• What you need to do: Repeat each line exactly as it is written.

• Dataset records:
◆ ◆ ◆ ◆ ◆ ◆ ◆

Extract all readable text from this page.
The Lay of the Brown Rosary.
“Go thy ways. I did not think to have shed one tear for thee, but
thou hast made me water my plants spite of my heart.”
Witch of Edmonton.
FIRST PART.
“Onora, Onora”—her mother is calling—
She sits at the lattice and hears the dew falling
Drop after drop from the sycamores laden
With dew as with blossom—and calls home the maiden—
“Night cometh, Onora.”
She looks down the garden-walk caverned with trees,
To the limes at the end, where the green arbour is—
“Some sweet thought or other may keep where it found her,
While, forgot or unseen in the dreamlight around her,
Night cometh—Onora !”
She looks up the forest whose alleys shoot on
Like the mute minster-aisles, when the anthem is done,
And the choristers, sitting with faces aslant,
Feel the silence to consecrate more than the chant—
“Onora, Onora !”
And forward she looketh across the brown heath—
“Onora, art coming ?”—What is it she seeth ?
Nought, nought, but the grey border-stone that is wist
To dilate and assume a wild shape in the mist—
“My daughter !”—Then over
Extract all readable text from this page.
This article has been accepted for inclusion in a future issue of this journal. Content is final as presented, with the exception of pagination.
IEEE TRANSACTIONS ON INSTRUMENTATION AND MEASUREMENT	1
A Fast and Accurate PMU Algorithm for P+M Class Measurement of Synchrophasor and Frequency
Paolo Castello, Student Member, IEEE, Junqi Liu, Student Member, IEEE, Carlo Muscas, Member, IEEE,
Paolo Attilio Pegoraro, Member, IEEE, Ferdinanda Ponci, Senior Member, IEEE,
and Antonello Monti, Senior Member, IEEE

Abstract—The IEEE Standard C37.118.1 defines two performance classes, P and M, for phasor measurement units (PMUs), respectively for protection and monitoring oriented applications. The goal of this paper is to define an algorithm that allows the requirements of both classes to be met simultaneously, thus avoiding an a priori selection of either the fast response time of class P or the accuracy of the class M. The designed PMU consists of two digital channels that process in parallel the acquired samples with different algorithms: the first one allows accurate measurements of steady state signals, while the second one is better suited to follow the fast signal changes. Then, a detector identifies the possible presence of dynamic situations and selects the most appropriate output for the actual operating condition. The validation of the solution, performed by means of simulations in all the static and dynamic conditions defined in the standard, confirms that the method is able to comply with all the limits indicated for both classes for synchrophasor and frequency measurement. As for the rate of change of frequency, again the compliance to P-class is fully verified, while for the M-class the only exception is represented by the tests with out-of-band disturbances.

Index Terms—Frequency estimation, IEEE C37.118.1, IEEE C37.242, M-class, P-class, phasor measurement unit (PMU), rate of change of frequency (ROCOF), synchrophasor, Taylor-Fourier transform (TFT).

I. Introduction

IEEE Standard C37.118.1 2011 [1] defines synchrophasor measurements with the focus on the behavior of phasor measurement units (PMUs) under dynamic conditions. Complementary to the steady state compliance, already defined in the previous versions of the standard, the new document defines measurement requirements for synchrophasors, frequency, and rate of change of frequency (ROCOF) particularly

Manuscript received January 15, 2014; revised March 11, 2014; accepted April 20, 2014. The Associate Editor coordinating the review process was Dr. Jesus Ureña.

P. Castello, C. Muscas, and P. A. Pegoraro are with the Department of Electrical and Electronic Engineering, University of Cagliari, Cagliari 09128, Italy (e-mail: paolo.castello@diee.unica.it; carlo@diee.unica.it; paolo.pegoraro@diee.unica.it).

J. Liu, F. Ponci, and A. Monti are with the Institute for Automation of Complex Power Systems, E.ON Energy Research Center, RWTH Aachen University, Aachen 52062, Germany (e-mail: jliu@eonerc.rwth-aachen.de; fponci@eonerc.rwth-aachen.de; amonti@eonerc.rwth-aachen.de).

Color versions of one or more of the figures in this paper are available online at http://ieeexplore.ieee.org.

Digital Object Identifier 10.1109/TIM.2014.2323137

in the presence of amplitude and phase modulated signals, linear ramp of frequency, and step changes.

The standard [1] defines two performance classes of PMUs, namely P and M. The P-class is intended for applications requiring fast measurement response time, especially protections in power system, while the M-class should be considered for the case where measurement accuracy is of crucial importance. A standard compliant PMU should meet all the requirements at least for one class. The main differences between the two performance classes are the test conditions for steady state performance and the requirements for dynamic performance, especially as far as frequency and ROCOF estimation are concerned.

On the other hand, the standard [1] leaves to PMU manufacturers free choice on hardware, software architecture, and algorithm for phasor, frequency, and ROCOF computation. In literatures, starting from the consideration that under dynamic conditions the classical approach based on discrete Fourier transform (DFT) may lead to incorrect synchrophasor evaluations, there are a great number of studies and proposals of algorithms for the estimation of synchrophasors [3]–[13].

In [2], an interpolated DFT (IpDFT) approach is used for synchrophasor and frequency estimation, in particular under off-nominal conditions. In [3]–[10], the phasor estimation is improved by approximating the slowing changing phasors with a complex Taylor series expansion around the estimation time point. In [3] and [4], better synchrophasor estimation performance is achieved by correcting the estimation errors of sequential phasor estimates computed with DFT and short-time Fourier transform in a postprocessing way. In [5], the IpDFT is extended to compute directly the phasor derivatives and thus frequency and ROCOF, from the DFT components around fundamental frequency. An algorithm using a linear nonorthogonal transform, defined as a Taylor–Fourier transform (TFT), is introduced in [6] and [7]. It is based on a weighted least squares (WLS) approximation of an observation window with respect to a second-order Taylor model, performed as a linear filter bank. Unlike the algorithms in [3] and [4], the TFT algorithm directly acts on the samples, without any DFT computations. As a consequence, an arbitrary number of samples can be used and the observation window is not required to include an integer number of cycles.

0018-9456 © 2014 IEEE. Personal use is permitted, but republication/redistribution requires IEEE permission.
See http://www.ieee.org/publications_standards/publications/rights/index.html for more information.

◆ ◆ ◆ ◆ ◆ ◆ ◆

• Written reply:
Extract all readable text from this page.
The Lay of the Brown Rosary.
“Go thy ways. I did not think to have shed one tear for thee, but
thou hast made me water my plants spite of my heart.”
Witch of Edmonton.
FIRST PART.
“Onora, Onora”—her mother is calling—
She sits at the lattice and hears the dew falling
Drop after drop from the sycamores laden
With dew as with blossom—and calls home the maiden—
“Night cometh, Onora.”
She looks down the garden-walk caverned with trees,
To the limes at the end, where the green arbour is—
“Some sweet thought or other may keep where it found her,
While, forgot or unseen in the dreamlight around her,
Night cometh—Onora !”
She looks up the forest whose alleys shoot on
Like the mute minster-aisles, when the anthem is done,
And the choristers, sitting with faces aslant,
Feel the silence to consecrate more than the chant—
“Onora, Onora !”
And forward she looketh across the brown heath—
“Onora, art coming ?”—What is it she seeth ?
Nought, nought, but the grey border-stone that is wist
To dilate and assume a wild shape in the mist—
“My daughter !”—Then over
Extract all readable text from this page.
This article has been accepted for inclusion in a future issue of this journal. Content is final as presented, with the exception of pagination.
IEEE TRANSACTIONS ON INSTRUMENTATION AND MEASUREMENT	1
A Fast and Accurate PMU Algorithm for P+M Class Measurement of Synchrophasor and Frequency
Paolo Castello, Student Member, IEEE, Junqi Liu, Student Member, IEEE, Carlo Muscas, Member, IEEE,
Paolo Attilio Pegoraro, Member, IEEE, Ferdinanda Ponci, Senior Member, IEEE,
and Antonello Monti, Senior Member, IEEE

Abstract—The IEEE Standard C37.118.1 defines two performance classes, P and M, for phasor measurement units (PMUs), respectively for protection and monitoring oriented applications. The goal of this paper is to define an algorithm that allows the requirements of both classes to be met simultaneously, thus avoiding an a priori selection of either the fast response time of class P or the accuracy of the class M. The designed PMU consists of two digital channels that process in parallel the acquired samples with different algorithms: the first one allows accurate measurements of steady state signals, while the second one is better suited to follow the fast signal changes. Then, a detector identifies the possible presence of dynamic situations and selects the most appropriate output for the actual operating condition. The validation of the solution, performed by means of simulations in all the static and dynamic conditions defined in the standard, confirms that the method is able to comply with all the limits indicated for both classes for synchrophasor and frequency measurement. As for the rate of change of frequency, again the compliance to P-class is fully verified, while for the M-class the only exception is represented by the tests with out-of-band disturbances.

Index Terms—Frequency estimation, IEEE C37.118.1, IEEE C37.242, M-class, P-class, phasor measurement unit (PMU), rate of change of frequency (ROCOF), synchrophasor, Taylor-Fourier transform (TFT).

I. Introduction

IEEE Standard C37.118.1 2011 [1] defines synchrophasor measurements with the focus on the behavior of phasor measurement units (PMUs) under dynamic conditions. Complementary to the steady state compliance, already defined in the previous versions of the standard, the new document defines measurement requirements for synchrophasors, frequency, and rate of change of frequency (ROCOF) particularly

Manuscript received January 15, 2014; revised March 11, 2014; accepted April 20, 2014. The Associate Editor coordinating the review process was Dr. Jesus Ureña.

P. Castello, C. Muscas, and P. A. Pegoraro are with the Department of Electrical and Electronic Engineering, University of Cagliari, Cagliari 09128, Italy (e-mail: paolo.castello@diee.unica.it; carlo@diee.unica.it; paolo.pegoraro@diee.unica.it).

J. Liu, F. Ponci, and A. Monti are with the Institute for Automation of Complex Power Systems, E.ON Energy Research Center, RWTH Aachen University, Aachen 52062, Germany (e-mail: jliu@eonerc.rwth-aachen.de; fponci@eonerc.rwth-aachen.de; amonti@eonerc.rwth-aachen.de).

Color versions of one or more of the figures in this paper are available online at http://ieeexplore.ieee.org.

Digital Object Identifier 10.1109/TIM.2014.2323137

in the presence of amplitude and phase modulated signals, linear ramp of frequency, and step changes.

The standard [1] defines two performance classes of PMUs, namely P and M. The P-class is intended for applications requiring fast measurement response time, especially protections in power system, while the M-class should be considered for the case where measurement accuracy is of crucial importance. A standard compliant PMU should meet all the requirements at least for one class. The main differences between the two performance classes are the test conditions for steady state performance and the requirements for dynamic performance, especially as far as frequency and ROCOF estimation are concerned.

On the other hand, the standard [1] leaves to PMU manufacturers free choice on hardware, software architecture, and algorithm for phasor, frequency, and ROCOF computation. In literatures, starting from the consideration that under dynamic conditions the classical approach based on discrete Fourier transform (DFT) may lead to incorrect synchrophasor evaluations, there are a great number of studies and proposals of algorithms for the estimation of synchrophasors [3]–[13].

In [2], an interpolated DFT (IpDFT) approach is used for synchrophasor and frequency estimation, in particular under off-nominal conditions. In [3]–[10], the phasor estimation is improved by approximating the slowing changing phasors with a complex Taylor series expansion around the estimation time point. In [3] and [4], better synchrophasor estimation performance is achieved by correcting the estimation errors of sequential phasor estimates computed with DFT and short-time Fourier transform in a postprocessing way. In [5], the IpDFT is extended to compute directly the phasor derivatives and thus frequency and ROCOF, from the DFT components around fundamental frequency. An algorithm using a linear nonorthogonal transform, defined as a Taylor–Fourier transform (TFT), is introduced in [6] and [7]. It is based on a weighted least squares (WLS) approximation of an observation window with respect to a second-order Taylor model, performed as a linear filter bank. Unlike the algorithms in [3] and [4], the TFT algorithm directly acts on the samples, without any DFT computations. As a consequence, an arbitrary number of samples can be used and the observation window is not required to include an integer number of cycles.

0018-9456 © 2014 IEEE. Personal use is permitted, but republication/redistribution requires IEEE permission.
See http://www.ieee.org/publications_standards/publications/rights/index.html for more information.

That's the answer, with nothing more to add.